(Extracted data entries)
((

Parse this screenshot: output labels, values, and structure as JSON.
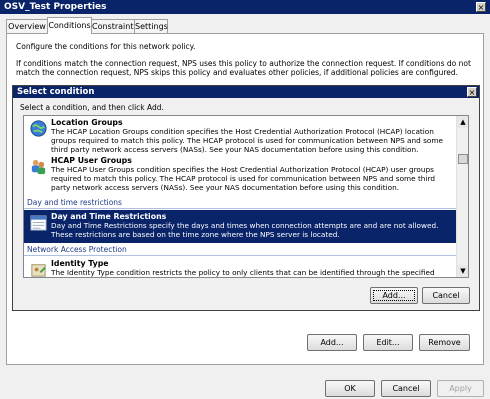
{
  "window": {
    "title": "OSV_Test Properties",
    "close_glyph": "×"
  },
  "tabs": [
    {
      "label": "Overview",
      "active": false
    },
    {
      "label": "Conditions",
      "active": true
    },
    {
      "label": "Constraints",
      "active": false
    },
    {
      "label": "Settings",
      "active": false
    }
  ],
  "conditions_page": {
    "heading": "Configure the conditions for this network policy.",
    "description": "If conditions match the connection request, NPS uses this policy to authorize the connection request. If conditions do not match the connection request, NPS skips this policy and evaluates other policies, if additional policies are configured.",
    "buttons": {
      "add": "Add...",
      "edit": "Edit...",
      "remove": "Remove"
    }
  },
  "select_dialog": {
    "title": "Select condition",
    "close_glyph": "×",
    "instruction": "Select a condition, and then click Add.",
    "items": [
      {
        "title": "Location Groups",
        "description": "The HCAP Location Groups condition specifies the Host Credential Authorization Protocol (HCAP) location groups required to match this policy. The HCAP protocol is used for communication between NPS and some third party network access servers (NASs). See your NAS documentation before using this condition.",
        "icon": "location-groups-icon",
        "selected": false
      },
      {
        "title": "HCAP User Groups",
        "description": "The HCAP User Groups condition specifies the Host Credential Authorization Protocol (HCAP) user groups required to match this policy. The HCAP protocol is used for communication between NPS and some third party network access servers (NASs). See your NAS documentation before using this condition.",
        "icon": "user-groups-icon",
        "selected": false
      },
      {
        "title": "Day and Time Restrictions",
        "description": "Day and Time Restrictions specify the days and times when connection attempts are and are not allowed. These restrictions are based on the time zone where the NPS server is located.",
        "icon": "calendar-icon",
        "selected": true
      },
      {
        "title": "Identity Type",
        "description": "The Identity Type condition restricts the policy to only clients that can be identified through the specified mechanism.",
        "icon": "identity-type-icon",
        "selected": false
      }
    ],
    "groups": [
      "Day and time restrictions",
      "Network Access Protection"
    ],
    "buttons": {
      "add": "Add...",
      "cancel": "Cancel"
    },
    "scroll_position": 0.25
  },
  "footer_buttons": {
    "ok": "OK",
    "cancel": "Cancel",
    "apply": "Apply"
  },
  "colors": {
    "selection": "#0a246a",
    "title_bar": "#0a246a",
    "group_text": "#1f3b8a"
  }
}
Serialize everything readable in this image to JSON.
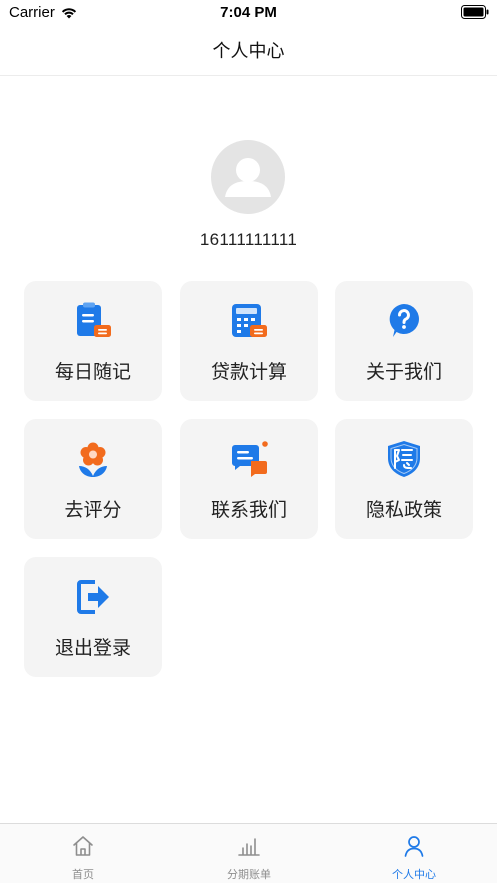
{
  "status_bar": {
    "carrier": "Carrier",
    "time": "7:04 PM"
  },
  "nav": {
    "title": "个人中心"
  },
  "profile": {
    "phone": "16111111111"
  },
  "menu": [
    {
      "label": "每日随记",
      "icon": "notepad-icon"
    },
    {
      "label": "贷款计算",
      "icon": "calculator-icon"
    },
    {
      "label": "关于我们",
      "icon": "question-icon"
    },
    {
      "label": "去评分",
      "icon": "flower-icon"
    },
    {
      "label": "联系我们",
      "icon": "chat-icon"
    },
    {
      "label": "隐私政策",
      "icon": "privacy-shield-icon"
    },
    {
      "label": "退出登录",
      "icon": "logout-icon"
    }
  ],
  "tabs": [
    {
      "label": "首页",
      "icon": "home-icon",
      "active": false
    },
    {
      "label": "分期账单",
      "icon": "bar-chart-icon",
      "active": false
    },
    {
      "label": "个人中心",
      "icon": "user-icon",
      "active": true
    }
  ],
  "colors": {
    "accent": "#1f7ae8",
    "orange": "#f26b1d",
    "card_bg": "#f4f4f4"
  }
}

))

Identify each line in the entries with the word "between" and copy it.

● Written reply
        "description": "The HCAP Location Groups condition specifies the Host Credential Authorization Protocol (HCAP) location groups required to match this policy. The HCAP protocol is used for communication between NPS and some third party network access servers (NASs). See your NAS documentation before using this condition.",
        "description": "The HCAP User Groups condition specifies the Host Credential Authorization Protocol (HCAP) user groups required to match this policy. The HCAP protocol is used for communication between NPS and some third party network access servers (NASs). See your NAS documentation before using this condition.",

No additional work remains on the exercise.